Textauszug

= = = = = = =

Weiterhin konnte ich zusammen mit dem Seniorenservicebüro und der Alice-Salomon-Hochschule beim Verband der Ersatzkassen Fördermittel einwerben, um gegen das Thema Einsamkeit vorzugehen. Wir werden alle Menschen, die 67 Jahre alt sind, anschreiben und ihnen einen Ruhestandskompass übersenden. Die Broschüre hilft, sich damit auseinanderzusetzen, was man im Ruhestand mit seiner Zeit anfangen möchte. Gleichzeitig werden wir aufzeigen, welche Angebote es in den Stadtteilzentren, der Freiwilligenagentur, Volkshochschule etc. gibt. Denn ich merke in vielen Gesprächen, dass viele Bürgerinnen und Bürger, gerade Senioren, gar nicht wissen welche Möglichkeiten ihnen im Bezirk offenstehen. Die ASH wird das Vorhaben wissenschaftlich begleiten und evaluieren.

= = = = = = =

Datenteil
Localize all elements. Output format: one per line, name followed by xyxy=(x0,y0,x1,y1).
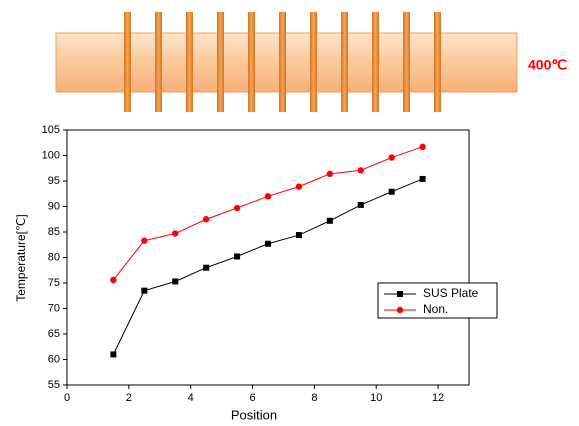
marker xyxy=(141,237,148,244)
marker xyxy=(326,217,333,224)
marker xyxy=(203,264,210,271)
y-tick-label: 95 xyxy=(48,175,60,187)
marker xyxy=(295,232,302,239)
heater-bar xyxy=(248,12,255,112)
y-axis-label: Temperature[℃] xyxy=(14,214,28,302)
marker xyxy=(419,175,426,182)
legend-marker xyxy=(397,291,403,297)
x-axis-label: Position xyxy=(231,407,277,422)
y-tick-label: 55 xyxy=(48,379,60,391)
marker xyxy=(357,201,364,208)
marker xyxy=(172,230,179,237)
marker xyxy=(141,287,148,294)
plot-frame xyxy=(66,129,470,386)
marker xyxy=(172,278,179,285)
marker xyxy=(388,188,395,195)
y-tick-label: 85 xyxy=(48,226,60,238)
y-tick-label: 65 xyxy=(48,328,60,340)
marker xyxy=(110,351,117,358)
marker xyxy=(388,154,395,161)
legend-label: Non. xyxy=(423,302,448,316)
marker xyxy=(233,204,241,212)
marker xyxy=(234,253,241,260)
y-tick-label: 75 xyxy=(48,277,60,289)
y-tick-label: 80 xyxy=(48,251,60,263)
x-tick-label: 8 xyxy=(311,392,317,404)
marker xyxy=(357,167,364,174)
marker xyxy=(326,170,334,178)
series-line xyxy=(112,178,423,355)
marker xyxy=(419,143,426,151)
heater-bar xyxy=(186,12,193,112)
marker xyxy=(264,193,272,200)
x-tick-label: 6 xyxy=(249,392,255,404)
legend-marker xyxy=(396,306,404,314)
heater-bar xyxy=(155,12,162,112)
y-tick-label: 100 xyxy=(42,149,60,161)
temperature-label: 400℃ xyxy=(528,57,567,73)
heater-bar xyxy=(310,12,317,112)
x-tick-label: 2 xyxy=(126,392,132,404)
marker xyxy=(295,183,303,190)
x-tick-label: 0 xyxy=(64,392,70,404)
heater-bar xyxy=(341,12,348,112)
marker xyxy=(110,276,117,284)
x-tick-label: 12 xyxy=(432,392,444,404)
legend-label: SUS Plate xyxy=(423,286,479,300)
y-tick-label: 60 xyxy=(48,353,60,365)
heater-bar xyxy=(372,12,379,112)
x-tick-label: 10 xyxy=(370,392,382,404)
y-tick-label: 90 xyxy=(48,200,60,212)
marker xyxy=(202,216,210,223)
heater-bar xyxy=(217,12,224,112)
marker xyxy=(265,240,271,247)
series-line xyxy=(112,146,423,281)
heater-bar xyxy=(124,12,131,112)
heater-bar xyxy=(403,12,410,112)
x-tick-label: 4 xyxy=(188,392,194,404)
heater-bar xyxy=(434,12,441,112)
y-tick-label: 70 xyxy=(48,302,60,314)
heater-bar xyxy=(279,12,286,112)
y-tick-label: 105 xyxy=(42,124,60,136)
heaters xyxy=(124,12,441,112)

= = = = = = =

Die Aufgabe
Schreib den Textauszug ab der Stelle mit „Weiterhin konnte ich“ Wort für Wort ab und hör nach „begleiten und evaluieren.“ auf.

Endergebnis
Weiterhin konnte ich zusammen mit dem Seniorenservicebüro und der Alice-Salomon-Hochschule beim Verband der Ersatzkassen Fördermittel einwerben, um gegen das Thema Einsamkeit vorzugehen. Wir werden alle Menschen, die 67 Jahre alt sind, anschreiben und ihnen einen Ruhestandskompass übersenden. Die Broschüre hilft, sich damit auseinanderzusetzen, was man im Ruhestand mit seiner Zeit anfangen möchte. Gleichzeitig werden wir aufzeigen, welche Angebote es in den Stadtteilzentren, der Freiwilligenagentur, Volkshochschule etc. gibt. Denn ich merke in vielen Gesprächen, dass viele Bürgerinnen und Bürger, gerade Senioren, gar nicht wissen welche Möglichkeiten ihnen im Bezirk offenstehen. Die ASH wird das Vorhaben wissenschaftlich begleiten und evaluieren.